Collected data entries
----
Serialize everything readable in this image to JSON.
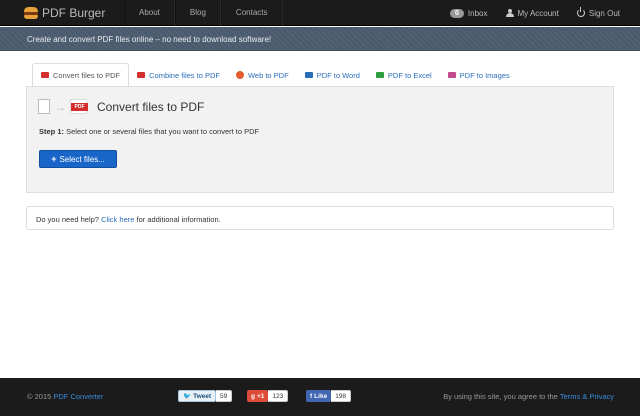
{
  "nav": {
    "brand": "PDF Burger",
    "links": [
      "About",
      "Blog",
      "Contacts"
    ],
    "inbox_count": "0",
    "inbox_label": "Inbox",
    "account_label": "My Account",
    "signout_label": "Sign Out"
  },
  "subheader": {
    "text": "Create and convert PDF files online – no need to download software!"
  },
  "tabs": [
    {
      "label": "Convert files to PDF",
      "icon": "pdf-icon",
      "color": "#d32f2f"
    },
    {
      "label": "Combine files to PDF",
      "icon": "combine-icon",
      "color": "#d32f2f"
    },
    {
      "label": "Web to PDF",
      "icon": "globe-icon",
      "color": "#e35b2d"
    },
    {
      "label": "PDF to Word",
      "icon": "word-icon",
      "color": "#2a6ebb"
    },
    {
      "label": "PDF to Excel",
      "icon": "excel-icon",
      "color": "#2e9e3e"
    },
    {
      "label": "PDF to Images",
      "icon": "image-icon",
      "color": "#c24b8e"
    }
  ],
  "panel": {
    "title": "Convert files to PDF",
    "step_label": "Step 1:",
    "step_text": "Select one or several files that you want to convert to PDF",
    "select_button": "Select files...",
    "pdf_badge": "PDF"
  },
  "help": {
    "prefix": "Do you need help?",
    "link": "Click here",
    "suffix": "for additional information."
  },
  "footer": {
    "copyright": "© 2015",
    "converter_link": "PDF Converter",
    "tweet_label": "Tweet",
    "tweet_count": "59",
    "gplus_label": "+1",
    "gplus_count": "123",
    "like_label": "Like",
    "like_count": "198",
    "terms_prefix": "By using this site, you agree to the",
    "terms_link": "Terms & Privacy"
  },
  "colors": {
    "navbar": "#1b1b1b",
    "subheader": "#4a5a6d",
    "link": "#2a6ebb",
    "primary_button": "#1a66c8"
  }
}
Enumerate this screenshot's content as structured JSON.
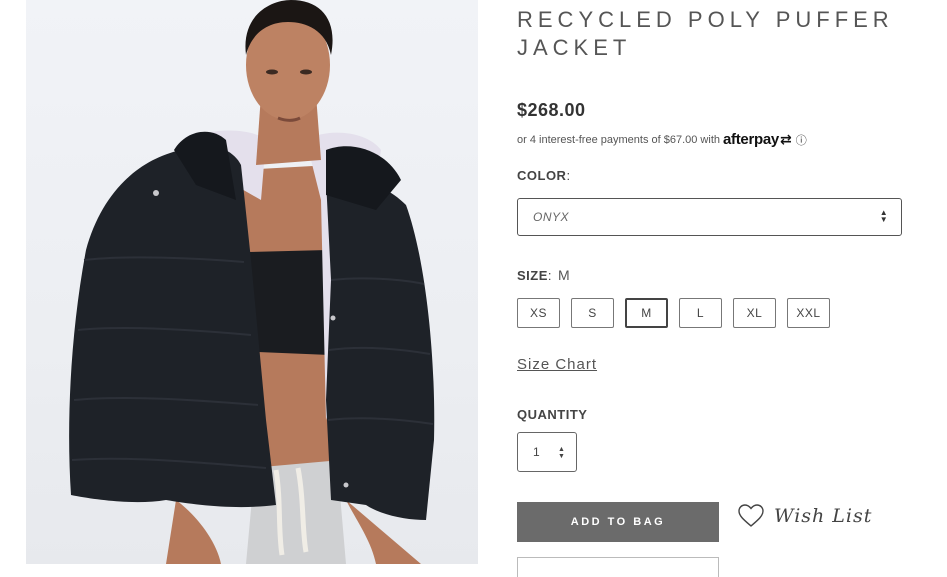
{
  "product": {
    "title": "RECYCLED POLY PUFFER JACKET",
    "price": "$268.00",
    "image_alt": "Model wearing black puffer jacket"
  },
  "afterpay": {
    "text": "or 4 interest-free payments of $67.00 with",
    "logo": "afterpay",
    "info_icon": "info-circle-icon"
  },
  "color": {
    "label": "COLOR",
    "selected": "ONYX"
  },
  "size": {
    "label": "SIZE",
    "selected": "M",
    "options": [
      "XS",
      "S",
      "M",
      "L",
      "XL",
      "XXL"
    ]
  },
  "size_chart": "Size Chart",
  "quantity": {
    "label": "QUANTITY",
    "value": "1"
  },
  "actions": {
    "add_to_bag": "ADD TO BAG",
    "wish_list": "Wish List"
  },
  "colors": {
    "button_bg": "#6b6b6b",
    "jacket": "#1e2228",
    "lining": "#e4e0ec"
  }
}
----
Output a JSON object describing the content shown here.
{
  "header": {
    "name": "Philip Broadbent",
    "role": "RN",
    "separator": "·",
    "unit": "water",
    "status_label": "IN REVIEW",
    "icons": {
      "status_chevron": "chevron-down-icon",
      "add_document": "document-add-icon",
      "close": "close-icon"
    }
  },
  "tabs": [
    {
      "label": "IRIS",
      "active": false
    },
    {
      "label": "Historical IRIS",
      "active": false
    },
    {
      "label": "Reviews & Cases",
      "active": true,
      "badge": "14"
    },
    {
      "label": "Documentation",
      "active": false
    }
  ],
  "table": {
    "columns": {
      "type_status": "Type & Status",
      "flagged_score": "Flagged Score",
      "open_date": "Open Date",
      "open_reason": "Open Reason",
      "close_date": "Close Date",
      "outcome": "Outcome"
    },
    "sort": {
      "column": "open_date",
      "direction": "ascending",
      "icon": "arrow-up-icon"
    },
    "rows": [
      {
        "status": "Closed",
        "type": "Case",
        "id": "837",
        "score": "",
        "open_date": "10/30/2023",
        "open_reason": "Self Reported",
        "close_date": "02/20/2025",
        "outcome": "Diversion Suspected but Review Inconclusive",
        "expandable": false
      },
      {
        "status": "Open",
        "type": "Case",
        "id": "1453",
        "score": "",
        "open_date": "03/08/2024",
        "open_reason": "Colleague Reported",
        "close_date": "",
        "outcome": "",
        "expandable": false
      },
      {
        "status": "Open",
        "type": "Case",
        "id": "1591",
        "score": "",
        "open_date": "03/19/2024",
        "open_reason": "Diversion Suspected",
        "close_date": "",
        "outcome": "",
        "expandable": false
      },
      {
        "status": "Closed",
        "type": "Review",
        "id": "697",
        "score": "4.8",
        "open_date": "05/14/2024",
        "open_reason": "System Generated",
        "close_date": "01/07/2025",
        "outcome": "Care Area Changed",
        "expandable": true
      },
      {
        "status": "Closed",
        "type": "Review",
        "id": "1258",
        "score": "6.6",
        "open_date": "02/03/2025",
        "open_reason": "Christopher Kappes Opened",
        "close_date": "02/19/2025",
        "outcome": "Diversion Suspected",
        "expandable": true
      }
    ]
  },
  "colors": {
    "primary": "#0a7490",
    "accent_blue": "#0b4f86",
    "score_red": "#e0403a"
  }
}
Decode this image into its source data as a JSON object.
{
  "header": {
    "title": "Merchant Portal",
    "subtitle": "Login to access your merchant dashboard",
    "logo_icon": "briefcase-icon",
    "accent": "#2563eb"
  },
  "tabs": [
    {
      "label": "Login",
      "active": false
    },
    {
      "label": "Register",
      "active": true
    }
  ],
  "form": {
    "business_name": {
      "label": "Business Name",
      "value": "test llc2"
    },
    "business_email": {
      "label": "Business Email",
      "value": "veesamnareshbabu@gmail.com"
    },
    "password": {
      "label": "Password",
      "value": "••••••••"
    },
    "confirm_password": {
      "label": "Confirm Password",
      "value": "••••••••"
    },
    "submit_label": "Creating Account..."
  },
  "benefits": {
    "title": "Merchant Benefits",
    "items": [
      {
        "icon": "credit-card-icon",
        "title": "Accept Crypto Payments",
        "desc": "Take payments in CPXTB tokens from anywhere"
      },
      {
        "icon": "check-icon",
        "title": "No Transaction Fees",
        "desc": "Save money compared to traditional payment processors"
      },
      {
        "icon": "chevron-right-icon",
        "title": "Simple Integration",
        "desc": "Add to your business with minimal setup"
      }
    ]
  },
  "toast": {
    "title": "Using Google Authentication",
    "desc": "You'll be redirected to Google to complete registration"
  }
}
----
- REQUEST -
Show each line of the data that contains the string "files".

- EXPECTED OUTPUT -
    "text": "Create and convert PDF files online – no need to download software!"
      "label": "Convert files to PDF",
      "label": "Combine files to PDF",
    "title": "Convert files to PDF",
    "step_text": "Select one or several files that you want to convert to PDF",
    "select_button": "Select files...",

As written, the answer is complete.